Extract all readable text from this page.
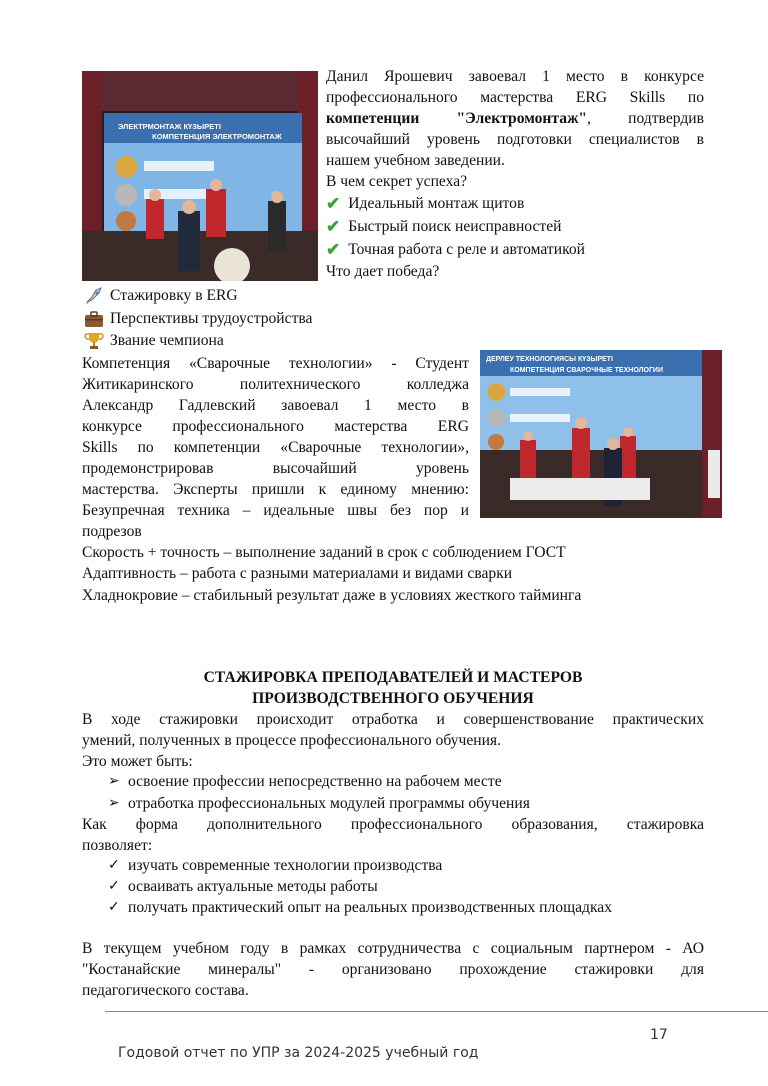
ЭЛЕКТРМОНТАЖ КҮЗЫРЕТІ
КОМПЕТЕНЦИЯ ЭЛЕКТРОМОНТАЖ
Данил Ярошевич завоевал 1 место в конкурсе
профессионального мастерства ERG Skills по
компетенции "Электромонтаж", подтвердив
высочайший уровень подготовки специалистов в
нашем учебном заведении.
В чем секрет успеха?
✔ Идеальный монтаж щитов
✔ Быстрый поиск неисправностей
✔ Точная работа с реле и автоматикой
Что дает победа?
Стажировку в ERG
Перспективы трудоустройства
Звание чемпиона
ДЕРЛЕУ ТЕХНОЛОГИЯСЫ КҮЗЫРЕТІ
КОМПЕТЕНЦИЯ СВАРОЧНЫЕ ТЕХНОЛОГИИ
Компетенция «Сварочные технологии» - Студент
Житикаринского политехнического колледжа
Александр Гадлевский завоевал 1 место в
конкурсе профессионального мастерства ERG
Skills по компетенции «Сварочные технологии»,
продемонстрировав высочайший уровень
мастерства. Эксперты пришли к единому мнению:
Безупречная техника – идеальные швы без пор и
подрезов
Скорость + точность – выполнение заданий в срок с соблюдением ГОСТ
Адаптивность – работа с разными материалами и видами сварки
Хладнокровие – стабильный результат даже в условиях жесткого тайминга
СТАЖИРОВКА ПРЕПОДАВАТЕЛЕЙ И МАСТЕРОВ
ПРОИЗВОДСТВЕННОГО ОБУЧЕНИЯ
В ходе стажировки происходит отработка и совершенствование практических
умений, полученных в процессе профессионального обучения.
Это может быть:
➢ освоение профессии непосредственно на рабочем месте
➢ отработка профессиональных модулей программы обучения
Как форма дополнительного профессионального образования, стажировка
позволяет:
✓ изучать современные технологии производства
✓ осваивать актуальные методы работы
✓ получать практический опыт на реальных производственных площадках
В текущем учебном году в рамках сотрудничества с социальным партнером - АО
"Костанайские минералы" - организовано прохождение стажировки для
педагогического состава.
17
Годовой отчет по УПР за 2024-2025 учебный год
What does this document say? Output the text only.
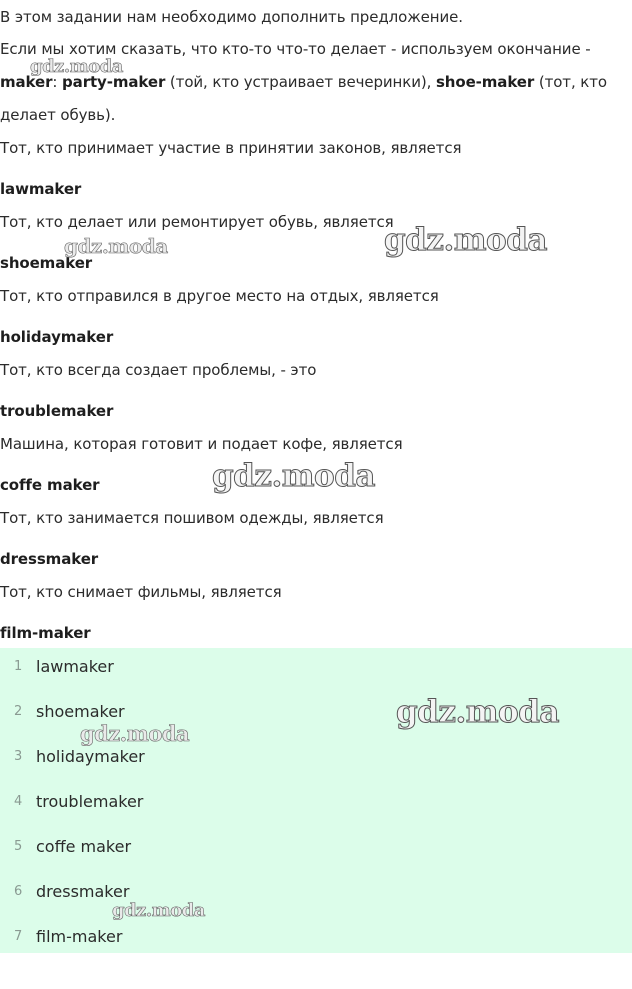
В этом задании нам необходимо дополнить предложение.
Если мы хотим сказать, что кто-то что-то делает - используем окончание -
maker: party-maker (той, кто устраивает вечеринки), shoe-maker (тот, кто
делает обувь).
Тот, кто принимает участие в принятии законов, является
lawmaker
Тот, кто делает или ремонтирует обувь, является
shoemaker
Тот, кто отправился в другое место на отдых, является
holidaymaker
Тот, кто всегда создает проблемы, - это
troublemaker
Машина, которая готовит и подает кофе, является
coffe maker
Тот, кто занимается пошивом одежды, является
dressmaker
Тот, кто снимает фильмы, является
film-maker
1 lawmaker
2 shoemaker
3 holidaymaker
4 troublemaker
5 coffe maker
6 dressmaker
7 film-maker
gdz.moda
gdz.moda	gdz.moda
gdz.moda
gdz.moda
gdz.moda
gdz.moda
= = = = = = =
AIM OF THE EXERCISE => Quote only the lines that start at the line holding "What does this" and end at the last line of the entries, including both of those lines, and omit every picture.

ANSWER TO THIS PROBLEM =>
What does this document say? Output the text only.
В этом задании нам необходимо дополнить предложение.
Если мы хотим сказать, что кто-то что-то делает - используем окончание -
maker: party-maker (той, кто устраивает вечеринки), shoe-maker (тот, кто
делает обувь).
Тот, кто принимает участие в принятии законов, является
lawmaker
Тот, кто делает или ремонтирует обувь, является
shoemaker
Тот, кто отправился в другое место на отдых, является
holidaymaker
Тот, кто всегда создает проблемы, - это
troublemaker
Машина, которая готовит и подает кофе, является
coffe maker
Тот, кто занимается пошивом одежды, является
dressmaker
Тот, кто снимает фильмы, является
film-maker
1 lawmaker
2 shoemaker
3 holidaymaker
4 troublemaker
5 coffe maker
6 dressmaker
7 film-maker
gdz.moda
gdz.moda	gdz.moda
gdz.moda
gdz.moda
gdz.moda
gdz.moda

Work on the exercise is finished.